**EXERCISE DESCRIPTION:**
All material below is to be reproduced exactly.

**TASK INPUTS:**
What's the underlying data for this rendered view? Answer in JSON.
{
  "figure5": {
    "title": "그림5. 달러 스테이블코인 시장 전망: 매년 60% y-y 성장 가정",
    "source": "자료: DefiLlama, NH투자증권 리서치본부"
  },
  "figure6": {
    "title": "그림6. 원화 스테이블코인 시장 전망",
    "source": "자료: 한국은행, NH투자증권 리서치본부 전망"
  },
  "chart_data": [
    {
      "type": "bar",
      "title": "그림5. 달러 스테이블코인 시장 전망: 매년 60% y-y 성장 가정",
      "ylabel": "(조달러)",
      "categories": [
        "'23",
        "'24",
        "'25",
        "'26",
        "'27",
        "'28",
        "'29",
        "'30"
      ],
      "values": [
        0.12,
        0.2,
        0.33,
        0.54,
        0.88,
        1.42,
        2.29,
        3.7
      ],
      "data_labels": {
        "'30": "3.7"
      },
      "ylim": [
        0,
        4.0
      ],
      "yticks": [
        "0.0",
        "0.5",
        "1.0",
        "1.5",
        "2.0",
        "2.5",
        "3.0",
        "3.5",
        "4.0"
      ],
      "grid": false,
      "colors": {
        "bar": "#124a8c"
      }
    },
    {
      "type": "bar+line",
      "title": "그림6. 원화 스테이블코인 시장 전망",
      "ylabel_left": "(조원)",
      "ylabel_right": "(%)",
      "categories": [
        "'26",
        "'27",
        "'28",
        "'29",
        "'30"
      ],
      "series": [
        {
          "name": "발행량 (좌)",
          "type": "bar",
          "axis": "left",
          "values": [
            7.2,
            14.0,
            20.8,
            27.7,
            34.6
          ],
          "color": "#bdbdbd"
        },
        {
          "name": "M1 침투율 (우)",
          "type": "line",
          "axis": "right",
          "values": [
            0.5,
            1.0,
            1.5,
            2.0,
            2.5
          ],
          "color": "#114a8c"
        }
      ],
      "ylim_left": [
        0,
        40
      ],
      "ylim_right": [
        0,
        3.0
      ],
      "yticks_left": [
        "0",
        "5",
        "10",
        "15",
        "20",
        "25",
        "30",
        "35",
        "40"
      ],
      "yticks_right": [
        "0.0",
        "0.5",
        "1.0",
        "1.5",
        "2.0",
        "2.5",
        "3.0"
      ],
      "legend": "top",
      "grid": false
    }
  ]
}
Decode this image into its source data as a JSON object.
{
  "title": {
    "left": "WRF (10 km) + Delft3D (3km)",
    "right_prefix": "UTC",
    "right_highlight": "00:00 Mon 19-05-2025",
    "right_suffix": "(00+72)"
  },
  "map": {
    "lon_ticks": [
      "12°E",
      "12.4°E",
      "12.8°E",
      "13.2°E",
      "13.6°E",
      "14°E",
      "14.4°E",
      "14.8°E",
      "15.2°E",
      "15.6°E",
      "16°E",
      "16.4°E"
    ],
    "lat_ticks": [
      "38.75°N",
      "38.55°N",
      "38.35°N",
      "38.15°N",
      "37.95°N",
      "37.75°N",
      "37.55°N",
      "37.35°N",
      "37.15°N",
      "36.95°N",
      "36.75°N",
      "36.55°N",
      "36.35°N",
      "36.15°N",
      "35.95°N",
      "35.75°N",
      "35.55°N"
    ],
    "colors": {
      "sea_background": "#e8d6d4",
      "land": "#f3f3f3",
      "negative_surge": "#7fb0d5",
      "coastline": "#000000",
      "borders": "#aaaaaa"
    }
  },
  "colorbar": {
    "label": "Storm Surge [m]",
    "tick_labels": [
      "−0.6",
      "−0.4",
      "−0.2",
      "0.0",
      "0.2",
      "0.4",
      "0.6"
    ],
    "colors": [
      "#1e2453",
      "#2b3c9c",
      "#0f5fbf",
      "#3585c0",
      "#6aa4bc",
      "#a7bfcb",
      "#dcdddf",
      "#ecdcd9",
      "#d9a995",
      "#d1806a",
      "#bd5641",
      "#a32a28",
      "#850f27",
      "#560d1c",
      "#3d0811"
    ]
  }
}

**RESULT FOR THIS EXERCISE:**
What's the underlying data for this rendered view? Answer in JSON.
{
  "figure5": {
    "title": "그림5. 달러 스테이블코인 시장 전망: 매년 60% y-y 성장 가정",
    "source": "자료: DefiLlama, NH투자증권 리서치본부"
  },
  "figure6": {
    "title": "그림6. 원화 스테이블코인 시장 전망",
    "source": "자료: 한국은행, NH투자증권 리서치본부 전망"
  },
  "chart_data": [
    {
      "type": "bar",
      "title": "그림5. 달러 스테이블코인 시장 전망: 매년 60% y-y 성장 가정",
      "ylabel": "(조달러)",
      "categories": [
        "'23",
        "'24",
        "'25",
        "'26",
        "'27",
        "'28",
        "'29",
        "'30"
      ],
      "values": [
        0.12,
        0.2,
        0.33,
        0.54,
        0.88,
        1.42,
        2.29,
        3.7
      ],
      "data_labels": {
        "'30": "3.7"
      },
      "ylim": [
        0,
        4.0
      ],
      "yticks": [
        "0.0",
        "0.5",
        "1.0",
        "1.5",
        "2.0",
        "2.5",
        "3.0",
        "3.5",
        "4.0"
      ],
      "grid": false,
      "colors": {
        "bar": "#124a8c"
      }
    },
    {
      "type": "bar+line",
      "title": "그림6. 원화 스테이블코인 시장 전망",
      "ylabel_left": "(조원)",
      "ylabel_right": "(%)",
      "categories": [
        "'26",
        "'27",
        "'28",
        "'29",
        "'30"
      ],
      "series": [
        {
          "name": "발행량 (좌)",
          "type": "bar",
          "axis": "left",
          "values": [
            7.2,
            14.0,
            20.8,
            27.7,
            34.6
          ],
          "color": "#bdbdbd"
        },
        {
          "name": "M1 침투율 (우)",
          "type": "line",
          "axis": "right",
          "values": [
            0.5,
            1.0,
            1.5,
            2.0,
            2.5
          ],
          "color": "#114a8c"
        }
      ],
      "ylim_left": [
        0,
        40
      ],
      "ylim_right": [
        0,
        3.0
      ],
      "yticks_left": [
        "0",
        "5",
        "10",
        "15",
        "20",
        "25",
        "30",
        "35",
        "40"
      ],
      "yticks_right": [
        "0.0",
        "0.5",
        "1.0",
        "1.5",
        "2.0",
        "2.5",
        "3.0"
      ],
      "legend": "top",
      "grid": false
    }
  ]
}
Decode this image into its source data as a JSON object.
{
  "title": {
    "left": "WRF (10 km) + Delft3D (3km)",
    "right_prefix": "UTC",
    "right_highlight": "00:00 Mon 19-05-2025",
    "right_suffix": "(00+72)"
  },
  "map": {
    "lon_ticks": [
      "12°E",
      "12.4°E",
      "12.8°E",
      "13.2°E",
      "13.6°E",
      "14°E",
      "14.4°E",
      "14.8°E",
      "15.2°E",
      "15.6°E",
      "16°E",
      "16.4°E"
    ],
    "lat_ticks": [
      "38.75°N",
      "38.55°N",
      "38.35°N",
      "38.15°N",
      "37.95°N",
      "37.75°N",
      "37.55°N",
      "37.35°N",
      "37.15°N",
      "36.95°N",
      "36.75°N",
      "36.55°N",
      "36.35°N",
      "36.15°N",
      "35.95°N",
      "35.75°N",
      "35.55°N"
    ],
    "colors": {
      "sea_background": "#e8d6d4",
      "land": "#f3f3f3",
      "negative_surge": "#7fb0d5",
      "coastline": "#000000",
      "borders": "#aaaaaa"
    }
  },
  "colorbar": {
    "label": "Storm Surge [m]",
    "tick_labels": [
      "−0.6",
      "−0.4",
      "−0.2",
      "0.0",
      "0.2",
      "0.4",
      "0.6"
    ],
    "colors": [
      "#1e2453",
      "#2b3c9c",
      "#0f5fbf",
      "#3585c0",
      "#6aa4bc",
      "#a7bfcb",
      "#dcdddf",
      "#ecdcd9",
      "#d9a995",
      "#d1806a",
      "#bd5641",
      "#a32a28",
      "#850f27",
      "#560d1c",
      "#3d0811"
    ]
  }
}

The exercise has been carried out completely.